▶ _Task_: Write out each line exactly as it stands, please.

[Records]
....................

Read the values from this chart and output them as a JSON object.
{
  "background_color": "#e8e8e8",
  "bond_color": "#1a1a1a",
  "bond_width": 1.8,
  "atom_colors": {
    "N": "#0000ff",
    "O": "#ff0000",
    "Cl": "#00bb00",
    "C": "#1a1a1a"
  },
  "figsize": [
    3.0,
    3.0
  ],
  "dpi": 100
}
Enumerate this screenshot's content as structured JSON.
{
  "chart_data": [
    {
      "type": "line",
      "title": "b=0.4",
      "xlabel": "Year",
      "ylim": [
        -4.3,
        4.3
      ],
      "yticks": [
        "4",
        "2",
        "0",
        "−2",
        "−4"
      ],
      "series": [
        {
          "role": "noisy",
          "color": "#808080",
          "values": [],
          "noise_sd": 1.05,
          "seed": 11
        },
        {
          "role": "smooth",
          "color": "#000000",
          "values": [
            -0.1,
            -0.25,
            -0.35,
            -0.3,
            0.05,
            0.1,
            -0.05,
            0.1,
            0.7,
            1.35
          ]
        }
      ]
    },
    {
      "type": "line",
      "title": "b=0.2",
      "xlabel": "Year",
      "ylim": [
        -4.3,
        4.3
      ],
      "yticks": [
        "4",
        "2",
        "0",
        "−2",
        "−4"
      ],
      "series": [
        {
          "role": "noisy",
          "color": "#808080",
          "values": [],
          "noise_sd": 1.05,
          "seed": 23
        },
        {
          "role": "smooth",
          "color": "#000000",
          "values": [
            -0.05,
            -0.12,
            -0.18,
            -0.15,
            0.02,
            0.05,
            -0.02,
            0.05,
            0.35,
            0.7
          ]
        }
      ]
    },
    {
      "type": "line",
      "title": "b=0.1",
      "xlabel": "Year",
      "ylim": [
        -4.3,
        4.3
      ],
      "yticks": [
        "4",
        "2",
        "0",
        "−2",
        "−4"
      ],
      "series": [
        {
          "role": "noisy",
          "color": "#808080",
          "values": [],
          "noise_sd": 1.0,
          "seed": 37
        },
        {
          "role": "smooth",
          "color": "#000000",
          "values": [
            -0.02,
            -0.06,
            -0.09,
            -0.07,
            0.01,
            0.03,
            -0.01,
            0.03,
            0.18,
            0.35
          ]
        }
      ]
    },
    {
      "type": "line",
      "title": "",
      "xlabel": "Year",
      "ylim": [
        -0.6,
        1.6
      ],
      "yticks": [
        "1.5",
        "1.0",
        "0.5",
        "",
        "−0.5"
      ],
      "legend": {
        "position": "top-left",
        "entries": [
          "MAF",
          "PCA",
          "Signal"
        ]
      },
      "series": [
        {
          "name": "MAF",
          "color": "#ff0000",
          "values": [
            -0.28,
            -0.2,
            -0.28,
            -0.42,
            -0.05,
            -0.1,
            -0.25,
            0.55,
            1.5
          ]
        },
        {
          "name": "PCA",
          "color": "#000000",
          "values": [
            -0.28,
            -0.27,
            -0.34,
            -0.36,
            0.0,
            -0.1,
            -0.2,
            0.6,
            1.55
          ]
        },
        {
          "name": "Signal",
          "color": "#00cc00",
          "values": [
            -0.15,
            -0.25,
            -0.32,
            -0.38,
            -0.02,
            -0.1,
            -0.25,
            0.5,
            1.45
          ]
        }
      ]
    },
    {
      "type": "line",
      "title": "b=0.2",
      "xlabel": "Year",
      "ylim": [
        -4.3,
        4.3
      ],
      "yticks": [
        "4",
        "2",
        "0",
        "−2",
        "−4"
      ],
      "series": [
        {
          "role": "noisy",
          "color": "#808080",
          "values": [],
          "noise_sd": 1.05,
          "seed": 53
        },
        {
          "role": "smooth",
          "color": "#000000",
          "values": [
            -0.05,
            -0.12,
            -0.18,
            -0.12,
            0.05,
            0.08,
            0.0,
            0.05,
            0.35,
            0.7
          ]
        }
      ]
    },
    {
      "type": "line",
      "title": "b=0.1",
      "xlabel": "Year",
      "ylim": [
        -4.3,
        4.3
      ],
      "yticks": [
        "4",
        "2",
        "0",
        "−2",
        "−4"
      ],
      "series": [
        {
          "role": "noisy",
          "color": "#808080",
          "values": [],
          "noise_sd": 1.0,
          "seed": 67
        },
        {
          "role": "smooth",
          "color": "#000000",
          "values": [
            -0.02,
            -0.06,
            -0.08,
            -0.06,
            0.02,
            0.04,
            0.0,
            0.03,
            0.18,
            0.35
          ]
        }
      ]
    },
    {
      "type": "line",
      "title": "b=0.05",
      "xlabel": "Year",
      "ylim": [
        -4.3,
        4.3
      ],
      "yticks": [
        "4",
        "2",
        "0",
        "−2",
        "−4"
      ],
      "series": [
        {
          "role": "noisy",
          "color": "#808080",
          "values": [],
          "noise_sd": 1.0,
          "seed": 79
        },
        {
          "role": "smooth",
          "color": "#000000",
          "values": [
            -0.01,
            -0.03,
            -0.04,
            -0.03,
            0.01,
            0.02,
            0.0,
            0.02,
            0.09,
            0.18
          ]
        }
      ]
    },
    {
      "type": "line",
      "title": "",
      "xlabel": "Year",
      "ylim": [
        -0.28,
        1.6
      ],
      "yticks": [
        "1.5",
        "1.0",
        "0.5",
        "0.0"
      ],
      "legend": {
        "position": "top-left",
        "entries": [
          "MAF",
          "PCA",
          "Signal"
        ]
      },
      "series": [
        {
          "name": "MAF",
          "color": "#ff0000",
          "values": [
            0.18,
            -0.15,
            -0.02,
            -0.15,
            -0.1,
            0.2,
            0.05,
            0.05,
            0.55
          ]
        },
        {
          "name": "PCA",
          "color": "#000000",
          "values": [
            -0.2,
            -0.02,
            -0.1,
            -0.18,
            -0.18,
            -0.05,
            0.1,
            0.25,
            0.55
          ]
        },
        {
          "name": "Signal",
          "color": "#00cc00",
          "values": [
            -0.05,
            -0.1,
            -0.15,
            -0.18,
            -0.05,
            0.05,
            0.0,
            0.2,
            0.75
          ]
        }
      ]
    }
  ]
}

....................

▶ _Result of this exercise_:
Read the values from this chart and output them as a JSON object.
{
  "background_color": "#e8e8e8",
  "bond_color": "#1a1a1a",
  "bond_width": 1.8,
  "atom_colors": {
    "N": "#0000ff",
    "O": "#ff0000",
    "Cl": "#00bb00",
    "C": "#1a1a1a"
  },
  "figsize": [
    3.0,
    3.0
  ],
  "dpi": 100
}
Enumerate this screenshot's content as structured JSON.
{
  "chart_data": [
    {
      "type": "line",
      "title": "b=0.4",
      "xlabel": "Year",
      "ylim": [
        -4.3,
        4.3
      ],
      "yticks": [
        "4",
        "2",
        "0",
        "−2",
        "−4"
      ],
      "series": [
        {
          "role": "noisy",
          "color": "#808080",
          "values": [],
          "noise_sd": 1.05,
          "seed": 11
        },
        {
          "role": "smooth",
          "color": "#000000",
          "values": [
            -0.1,
            -0.25,
            -0.35,
            -0.3,
            0.05,
            0.1,
            -0.05,
            0.1,
            0.7,
            1.35
          ]
        }
      ]
    },
    {
      "type": "line",
      "title": "b=0.2",
      "xlabel": "Year",
      "ylim": [
        -4.3,
        4.3
      ],
      "yticks": [
        "4",
        "2",
        "0",
        "−2",
        "−4"
      ],
      "series": [
        {
          "role": "noisy",
          "color": "#808080",
          "values": [],
          "noise_sd": 1.05,
          "seed": 23
        },
        {
          "role": "smooth",
          "color": "#000000",
          "values": [
            -0.05,
            -0.12,
            -0.18,
            -0.15,
            0.02,
            0.05,
            -0.02,
            0.05,
            0.35,
            0.7
          ]
        }
      ]
    },
    {
      "type": "line",
      "title": "b=0.1",
      "xlabel": "Year",
      "ylim": [
        -4.3,
        4.3
      ],
      "yticks": [
        "4",
        "2",
        "0",
        "−2",
        "−4"
      ],
      "series": [
        {
          "role": "noisy",
          "color": "#808080",
          "values": [],
          "noise_sd": 1.0,
          "seed": 37
        },
        {
          "role": "smooth",
          "color": "#000000",
          "values": [
            -0.02,
            -0.06,
            -0.09,
            -0.07,
            0.01,
            0.03,
            -0.01,
            0.03,
            0.18,
            0.35
          ]
        }
      ]
    },
    {
      "type": "line",
      "title": "",
      "xlabel": "Year",
      "ylim": [
        -0.6,
        1.6
      ],
      "yticks": [
        "1.5",
        "1.0",
        "0.5",
        "",
        "−0.5"
      ],
      "legend": {
        "position": "top-left",
        "entries": [
          "MAF",
          "PCA",
          "Signal"
        ]
      },
      "series": [
        {
          "name": "MAF",
          "color": "#ff0000",
          "values": [
            -0.28,
            -0.2,
            -0.28,
            -0.42,
            -0.05,
            -0.1,
            -0.25,
            0.55,
            1.5
          ]
        },
        {
          "name": "PCA",
          "color": "#000000",
          "values": [
            -0.28,
            -0.27,
            -0.34,
            -0.36,
            0.0,
            -0.1,
            -0.2,
            0.6,
            1.55
          ]
        },
        {
          "name": "Signal",
          "color": "#00cc00",
          "values": [
            -0.15,
            -0.25,
            -0.32,
            -0.38,
            -0.02,
            -0.1,
            -0.25,
            0.5,
            1.45
          ]
        }
      ]
    },
    {
      "type": "line",
      "title": "b=0.2",
      "xlabel": "Year",
      "ylim": [
        -4.3,
        4.3
      ],
      "yticks": [
        "4",
        "2",
        "0",
        "−2",
        "−4"
      ],
      "series": [
        {
          "role": "noisy",
          "color": "#808080",
          "values": [],
          "noise_sd": 1.05,
          "seed": 53
        },
        {
          "role": "smooth",
          "color": "#000000",
          "values": [
            -0.05,
            -0.12,
            -0.18,
            -0.12,
            0.05,
            0.08,
            0.0,
            0.05,
            0.35,
            0.7
          ]
        }
      ]
    },
    {
      "type": "line",
      "title": "b=0.1",
      "xlabel": "Year",
      "ylim": [
        -4.3,
        4.3
      ],
      "yticks": [
        "4",
        "2",
        "0",
        "−2",
        "−4"
      ],
      "series": [
        {
          "role": "noisy",
          "color": "#808080",
          "values": [],
          "noise_sd": 1.0,
          "seed": 67
        },
        {
          "role": "smooth",
          "color": "#000000",
          "values": [
            -0.02,
            -0.06,
            -0.08,
            -0.06,
            0.02,
            0.04,
            0.0,
            0.03,
            0.18,
            0.35
          ]
        }
      ]
    },
    {
      "type": "line",
      "title": "b=0.05",
      "xlabel": "Year",
      "ylim": [
        -4.3,
        4.3
      ],
      "yticks": [
        "4",
        "2",
        "0",
        "−2",
        "−4"
      ],
      "series": [
        {
          "role": "noisy",
          "color": "#808080",
          "values": [],
          "noise_sd": 1.0,
          "seed": 79
        },
        {
          "role": "smooth",
          "color": "#000000",
          "values": [
            -0.01,
            -0.03,
            -0.04,
            -0.03,
            0.01,
            0.02,
            0.0,
            0.02,
            0.09,
            0.18
          ]
        }
      ]
    },
    {
      "type": "line",
      "title": "",
      "xlabel": "Year",
      "ylim": [
        -0.28,
        1.6
      ],
      "yticks": [
        "1.5",
        "1.0",
        "0.5",
        "0.0"
      ],
      "legend": {
        "position": "top-left",
        "entries": [
          "MAF",
          "PCA",
          "Signal"
        ]
      },
      "series": [
        {
          "name": "MAF",
          "color": "#ff0000",
          "values": [
            0.18,
            -0.15,
            -0.02,
            -0.15,
            -0.1,
            0.2,
            0.05,
            0.05,
            0.55
          ]
        },
        {
          "name": "PCA",
          "color": "#000000",
          "values": [
            -0.2,
            -0.02,
            -0.1,
            -0.18,
            -0.18,
            -0.05,
            0.1,
            0.25,
            0.55
          ]
        },
        {
          "name": "Signal",
          "color": "#00cc00",
          "values": [
            -0.05,
            -0.1,
            -0.15,
            -0.18,
            -0.05,
            0.05,
            0.0,
            0.2,
            0.75
          ]
        }
      ]
    }
  ]
}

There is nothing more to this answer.